> _Objective_: Collect each line of the entries that holds the string "name".
[start of Material provided]
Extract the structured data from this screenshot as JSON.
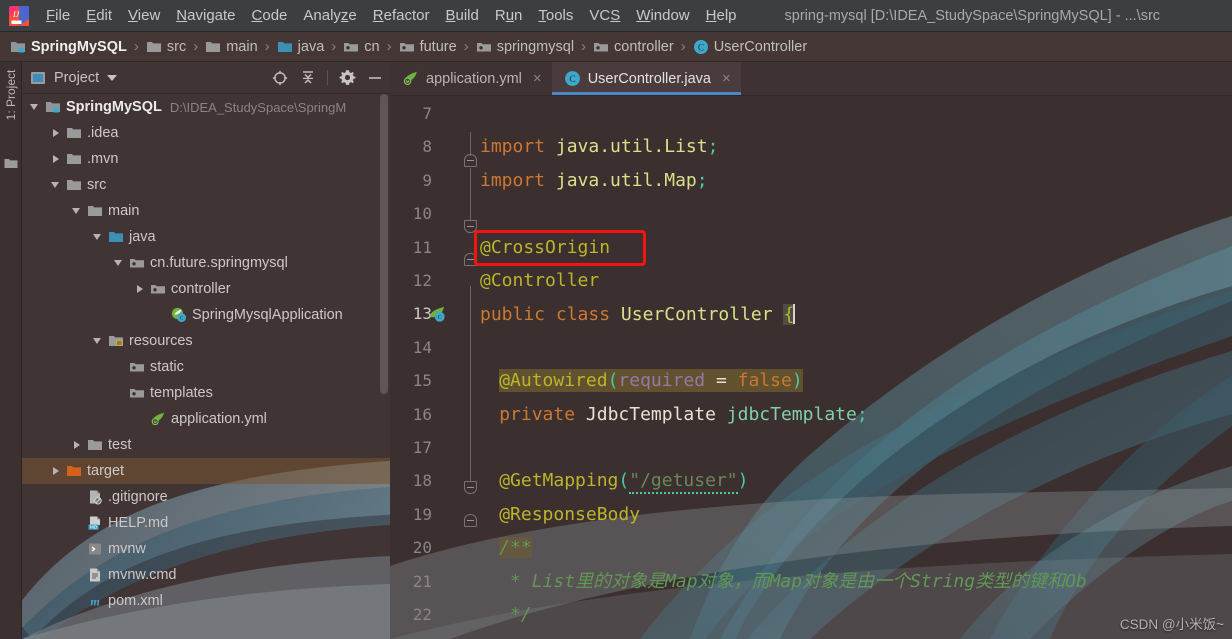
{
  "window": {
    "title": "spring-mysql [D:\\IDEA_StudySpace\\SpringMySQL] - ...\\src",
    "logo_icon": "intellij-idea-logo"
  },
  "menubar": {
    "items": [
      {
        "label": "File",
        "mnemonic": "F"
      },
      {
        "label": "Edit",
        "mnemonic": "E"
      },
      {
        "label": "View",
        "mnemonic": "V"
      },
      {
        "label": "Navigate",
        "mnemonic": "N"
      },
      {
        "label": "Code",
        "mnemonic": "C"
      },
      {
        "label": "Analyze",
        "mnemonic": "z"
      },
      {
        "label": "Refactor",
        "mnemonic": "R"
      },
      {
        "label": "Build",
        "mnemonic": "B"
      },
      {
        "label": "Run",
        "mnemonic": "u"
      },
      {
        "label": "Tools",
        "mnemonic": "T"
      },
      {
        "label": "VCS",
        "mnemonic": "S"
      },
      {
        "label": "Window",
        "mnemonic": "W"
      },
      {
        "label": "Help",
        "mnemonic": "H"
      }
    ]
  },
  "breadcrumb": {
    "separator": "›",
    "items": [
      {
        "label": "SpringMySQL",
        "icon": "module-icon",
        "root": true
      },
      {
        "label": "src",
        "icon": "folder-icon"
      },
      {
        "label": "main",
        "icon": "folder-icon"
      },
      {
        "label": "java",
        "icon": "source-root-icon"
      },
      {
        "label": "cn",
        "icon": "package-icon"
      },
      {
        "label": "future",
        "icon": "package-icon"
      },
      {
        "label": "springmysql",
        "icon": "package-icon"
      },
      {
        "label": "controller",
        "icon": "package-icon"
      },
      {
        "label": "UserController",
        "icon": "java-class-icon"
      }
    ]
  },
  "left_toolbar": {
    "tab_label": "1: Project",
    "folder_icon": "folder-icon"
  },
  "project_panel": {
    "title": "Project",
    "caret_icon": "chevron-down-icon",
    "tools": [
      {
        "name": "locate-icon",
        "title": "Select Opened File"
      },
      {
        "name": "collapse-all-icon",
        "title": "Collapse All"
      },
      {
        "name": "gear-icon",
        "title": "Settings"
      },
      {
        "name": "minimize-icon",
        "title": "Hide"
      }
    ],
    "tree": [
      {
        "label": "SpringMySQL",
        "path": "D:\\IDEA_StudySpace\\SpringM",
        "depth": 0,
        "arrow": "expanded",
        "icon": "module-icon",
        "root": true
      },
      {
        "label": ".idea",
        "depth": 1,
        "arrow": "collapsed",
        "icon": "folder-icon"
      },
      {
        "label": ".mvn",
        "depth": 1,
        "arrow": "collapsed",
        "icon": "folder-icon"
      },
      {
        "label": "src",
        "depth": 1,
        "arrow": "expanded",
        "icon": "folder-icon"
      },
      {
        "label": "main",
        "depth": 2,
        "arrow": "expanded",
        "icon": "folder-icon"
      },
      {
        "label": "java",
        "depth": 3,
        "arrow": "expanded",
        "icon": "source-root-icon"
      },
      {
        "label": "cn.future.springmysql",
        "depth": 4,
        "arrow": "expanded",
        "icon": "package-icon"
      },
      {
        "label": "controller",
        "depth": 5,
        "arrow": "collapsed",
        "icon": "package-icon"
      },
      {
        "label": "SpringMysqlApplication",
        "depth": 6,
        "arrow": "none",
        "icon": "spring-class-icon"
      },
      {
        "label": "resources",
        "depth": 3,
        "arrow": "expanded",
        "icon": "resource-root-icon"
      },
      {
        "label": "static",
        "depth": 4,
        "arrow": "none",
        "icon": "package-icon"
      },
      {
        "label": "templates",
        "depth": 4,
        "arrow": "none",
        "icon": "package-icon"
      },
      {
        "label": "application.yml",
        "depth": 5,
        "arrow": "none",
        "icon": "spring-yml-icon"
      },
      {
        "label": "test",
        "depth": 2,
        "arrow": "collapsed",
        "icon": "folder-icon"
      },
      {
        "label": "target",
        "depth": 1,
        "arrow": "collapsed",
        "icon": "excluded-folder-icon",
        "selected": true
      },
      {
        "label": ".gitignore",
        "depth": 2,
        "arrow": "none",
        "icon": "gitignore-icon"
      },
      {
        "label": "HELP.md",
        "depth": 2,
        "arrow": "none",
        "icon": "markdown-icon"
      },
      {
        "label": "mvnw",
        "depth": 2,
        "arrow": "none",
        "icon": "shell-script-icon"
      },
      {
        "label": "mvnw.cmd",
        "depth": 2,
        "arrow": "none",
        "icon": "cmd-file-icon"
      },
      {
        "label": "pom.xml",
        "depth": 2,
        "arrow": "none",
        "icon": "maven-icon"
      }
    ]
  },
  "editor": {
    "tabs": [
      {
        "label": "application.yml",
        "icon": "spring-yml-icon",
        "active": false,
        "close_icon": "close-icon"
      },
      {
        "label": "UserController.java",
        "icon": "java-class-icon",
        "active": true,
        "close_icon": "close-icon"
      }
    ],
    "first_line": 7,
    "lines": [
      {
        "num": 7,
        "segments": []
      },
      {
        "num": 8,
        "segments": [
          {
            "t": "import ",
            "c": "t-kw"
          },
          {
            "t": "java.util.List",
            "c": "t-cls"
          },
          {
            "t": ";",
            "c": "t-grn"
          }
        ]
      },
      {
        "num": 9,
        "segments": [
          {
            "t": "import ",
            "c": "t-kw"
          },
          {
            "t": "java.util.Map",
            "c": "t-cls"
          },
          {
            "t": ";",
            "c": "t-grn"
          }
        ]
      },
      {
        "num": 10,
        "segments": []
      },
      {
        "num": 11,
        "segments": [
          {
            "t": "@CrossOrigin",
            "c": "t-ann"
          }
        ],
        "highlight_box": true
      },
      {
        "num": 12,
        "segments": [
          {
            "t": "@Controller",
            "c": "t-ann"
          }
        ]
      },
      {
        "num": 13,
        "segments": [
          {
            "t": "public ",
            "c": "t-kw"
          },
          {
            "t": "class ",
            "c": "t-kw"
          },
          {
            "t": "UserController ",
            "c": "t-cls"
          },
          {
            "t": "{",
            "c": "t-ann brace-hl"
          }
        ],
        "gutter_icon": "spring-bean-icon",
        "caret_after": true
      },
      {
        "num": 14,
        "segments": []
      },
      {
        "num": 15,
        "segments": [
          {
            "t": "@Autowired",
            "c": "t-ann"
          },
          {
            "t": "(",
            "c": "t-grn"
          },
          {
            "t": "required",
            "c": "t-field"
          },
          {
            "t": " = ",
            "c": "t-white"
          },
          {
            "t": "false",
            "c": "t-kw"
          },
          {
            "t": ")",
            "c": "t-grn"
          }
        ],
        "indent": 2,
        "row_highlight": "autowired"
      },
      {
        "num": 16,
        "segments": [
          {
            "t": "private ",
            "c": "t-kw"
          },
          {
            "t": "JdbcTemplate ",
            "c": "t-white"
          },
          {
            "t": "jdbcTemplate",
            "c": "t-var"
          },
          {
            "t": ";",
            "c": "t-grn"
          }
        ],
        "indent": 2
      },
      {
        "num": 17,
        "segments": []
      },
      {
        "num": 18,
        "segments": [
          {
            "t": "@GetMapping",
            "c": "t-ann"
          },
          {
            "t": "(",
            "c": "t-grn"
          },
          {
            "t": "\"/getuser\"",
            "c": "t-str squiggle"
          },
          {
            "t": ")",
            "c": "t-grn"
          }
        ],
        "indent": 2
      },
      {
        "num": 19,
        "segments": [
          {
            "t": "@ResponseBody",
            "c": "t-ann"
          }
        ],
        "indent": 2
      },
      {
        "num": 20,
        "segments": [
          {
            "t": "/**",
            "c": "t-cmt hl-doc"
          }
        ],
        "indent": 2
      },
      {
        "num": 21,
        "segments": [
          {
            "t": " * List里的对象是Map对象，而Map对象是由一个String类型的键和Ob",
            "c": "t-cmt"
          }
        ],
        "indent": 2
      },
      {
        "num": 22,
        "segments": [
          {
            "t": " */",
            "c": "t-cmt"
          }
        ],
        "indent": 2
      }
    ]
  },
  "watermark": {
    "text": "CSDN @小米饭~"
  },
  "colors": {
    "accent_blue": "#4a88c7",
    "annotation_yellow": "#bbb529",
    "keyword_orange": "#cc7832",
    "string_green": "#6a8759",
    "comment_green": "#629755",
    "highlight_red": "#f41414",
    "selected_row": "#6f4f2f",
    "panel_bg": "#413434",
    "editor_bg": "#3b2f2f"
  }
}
[end of Material provided]
> _Full answer_:
        "name": "locate-icon",
        "name": "collapse-all-icon",
        "name": "gear-icon",
        "name": "minimize-icon",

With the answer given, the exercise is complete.